[THE PROBLEM] Search the listing for "материала" and copy every line where it appears.

== DATA PROVIDED ==

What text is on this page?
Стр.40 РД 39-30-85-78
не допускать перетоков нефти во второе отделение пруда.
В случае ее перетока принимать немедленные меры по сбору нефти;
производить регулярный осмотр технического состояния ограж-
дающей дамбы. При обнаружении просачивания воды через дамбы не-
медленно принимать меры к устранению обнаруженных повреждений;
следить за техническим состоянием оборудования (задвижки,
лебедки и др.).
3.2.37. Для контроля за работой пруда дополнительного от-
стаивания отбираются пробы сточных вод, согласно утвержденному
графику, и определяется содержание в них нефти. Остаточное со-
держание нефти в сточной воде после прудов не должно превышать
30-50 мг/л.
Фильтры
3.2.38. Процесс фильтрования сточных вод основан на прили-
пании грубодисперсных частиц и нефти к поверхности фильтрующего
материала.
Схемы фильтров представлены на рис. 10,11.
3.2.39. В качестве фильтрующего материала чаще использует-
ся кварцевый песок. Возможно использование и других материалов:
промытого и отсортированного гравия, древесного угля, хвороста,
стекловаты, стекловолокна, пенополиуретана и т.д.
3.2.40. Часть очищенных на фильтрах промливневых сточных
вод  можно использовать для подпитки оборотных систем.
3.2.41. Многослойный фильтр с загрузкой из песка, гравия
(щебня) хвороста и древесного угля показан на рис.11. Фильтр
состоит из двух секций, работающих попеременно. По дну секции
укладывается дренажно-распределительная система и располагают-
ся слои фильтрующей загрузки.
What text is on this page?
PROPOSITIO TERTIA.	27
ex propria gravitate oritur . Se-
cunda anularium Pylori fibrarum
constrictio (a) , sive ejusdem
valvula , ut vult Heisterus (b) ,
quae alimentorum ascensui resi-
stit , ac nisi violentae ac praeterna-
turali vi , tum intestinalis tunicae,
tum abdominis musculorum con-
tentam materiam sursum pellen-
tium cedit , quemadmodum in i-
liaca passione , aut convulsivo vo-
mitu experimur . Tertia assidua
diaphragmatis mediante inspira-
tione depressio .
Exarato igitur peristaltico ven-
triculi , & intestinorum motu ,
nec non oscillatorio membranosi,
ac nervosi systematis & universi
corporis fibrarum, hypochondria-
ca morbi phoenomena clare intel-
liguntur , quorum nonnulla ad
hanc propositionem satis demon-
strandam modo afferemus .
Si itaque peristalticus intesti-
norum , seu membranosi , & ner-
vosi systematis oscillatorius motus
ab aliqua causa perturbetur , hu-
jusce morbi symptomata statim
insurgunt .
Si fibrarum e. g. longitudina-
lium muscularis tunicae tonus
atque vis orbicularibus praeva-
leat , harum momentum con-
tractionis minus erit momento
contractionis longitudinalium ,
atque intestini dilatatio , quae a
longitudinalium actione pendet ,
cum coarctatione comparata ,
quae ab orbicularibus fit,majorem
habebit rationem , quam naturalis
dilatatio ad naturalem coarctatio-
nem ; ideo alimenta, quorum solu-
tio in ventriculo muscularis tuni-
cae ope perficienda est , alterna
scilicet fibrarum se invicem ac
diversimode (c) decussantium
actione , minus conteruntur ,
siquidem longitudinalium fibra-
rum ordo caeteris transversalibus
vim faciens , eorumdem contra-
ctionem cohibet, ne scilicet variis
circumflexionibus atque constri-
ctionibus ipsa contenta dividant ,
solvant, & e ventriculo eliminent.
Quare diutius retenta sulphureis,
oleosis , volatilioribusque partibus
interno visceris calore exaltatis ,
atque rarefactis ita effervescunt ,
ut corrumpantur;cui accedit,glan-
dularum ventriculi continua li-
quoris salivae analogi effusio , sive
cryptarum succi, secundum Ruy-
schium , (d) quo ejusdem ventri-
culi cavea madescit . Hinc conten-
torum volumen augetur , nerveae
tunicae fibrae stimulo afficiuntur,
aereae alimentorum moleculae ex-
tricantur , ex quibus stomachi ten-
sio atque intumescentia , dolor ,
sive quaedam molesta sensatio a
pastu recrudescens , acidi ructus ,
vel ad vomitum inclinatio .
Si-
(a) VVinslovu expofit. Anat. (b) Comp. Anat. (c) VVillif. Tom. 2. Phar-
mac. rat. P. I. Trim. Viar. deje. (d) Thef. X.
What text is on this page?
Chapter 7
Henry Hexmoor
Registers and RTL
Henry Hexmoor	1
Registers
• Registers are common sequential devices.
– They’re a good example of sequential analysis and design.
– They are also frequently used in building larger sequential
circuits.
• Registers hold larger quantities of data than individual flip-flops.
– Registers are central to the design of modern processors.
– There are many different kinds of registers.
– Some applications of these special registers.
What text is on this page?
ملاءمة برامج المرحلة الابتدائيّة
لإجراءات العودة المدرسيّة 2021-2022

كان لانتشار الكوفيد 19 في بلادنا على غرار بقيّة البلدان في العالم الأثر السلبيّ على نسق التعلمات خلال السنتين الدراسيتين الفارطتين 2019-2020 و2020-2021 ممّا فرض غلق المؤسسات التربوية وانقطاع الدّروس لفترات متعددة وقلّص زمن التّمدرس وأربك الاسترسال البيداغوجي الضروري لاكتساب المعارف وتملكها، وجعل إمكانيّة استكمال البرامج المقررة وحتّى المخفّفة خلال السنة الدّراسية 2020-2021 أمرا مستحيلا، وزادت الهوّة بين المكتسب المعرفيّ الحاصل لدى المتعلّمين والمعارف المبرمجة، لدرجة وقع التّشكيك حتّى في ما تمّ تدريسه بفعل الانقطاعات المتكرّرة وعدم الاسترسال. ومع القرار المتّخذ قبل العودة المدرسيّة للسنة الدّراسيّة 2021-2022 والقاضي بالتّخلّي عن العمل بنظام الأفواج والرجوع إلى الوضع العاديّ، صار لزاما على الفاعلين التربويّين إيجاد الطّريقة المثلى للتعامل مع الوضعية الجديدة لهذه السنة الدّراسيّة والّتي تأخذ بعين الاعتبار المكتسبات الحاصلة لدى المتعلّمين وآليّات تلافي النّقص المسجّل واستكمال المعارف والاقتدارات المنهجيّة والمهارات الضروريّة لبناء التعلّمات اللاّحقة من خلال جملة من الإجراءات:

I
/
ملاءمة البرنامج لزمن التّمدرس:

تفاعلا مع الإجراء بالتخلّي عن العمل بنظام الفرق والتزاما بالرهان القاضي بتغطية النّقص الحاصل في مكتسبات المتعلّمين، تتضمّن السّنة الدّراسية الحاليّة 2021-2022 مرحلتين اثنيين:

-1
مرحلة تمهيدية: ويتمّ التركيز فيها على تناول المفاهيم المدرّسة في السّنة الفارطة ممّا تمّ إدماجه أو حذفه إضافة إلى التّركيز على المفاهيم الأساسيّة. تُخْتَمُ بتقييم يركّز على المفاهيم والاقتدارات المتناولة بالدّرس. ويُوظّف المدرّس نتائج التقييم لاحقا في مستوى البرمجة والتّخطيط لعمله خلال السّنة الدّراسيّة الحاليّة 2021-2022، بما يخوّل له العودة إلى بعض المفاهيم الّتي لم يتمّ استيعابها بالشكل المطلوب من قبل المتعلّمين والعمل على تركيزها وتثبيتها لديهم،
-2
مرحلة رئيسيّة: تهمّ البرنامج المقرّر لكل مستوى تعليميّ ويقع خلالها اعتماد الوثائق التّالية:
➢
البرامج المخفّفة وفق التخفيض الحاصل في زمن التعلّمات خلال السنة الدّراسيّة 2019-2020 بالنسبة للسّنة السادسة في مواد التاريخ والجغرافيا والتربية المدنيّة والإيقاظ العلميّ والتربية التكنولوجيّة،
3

===

[EXERCISE RESULT]
материала.
3.2.39. В качестве фильтрующего материала чаще использует-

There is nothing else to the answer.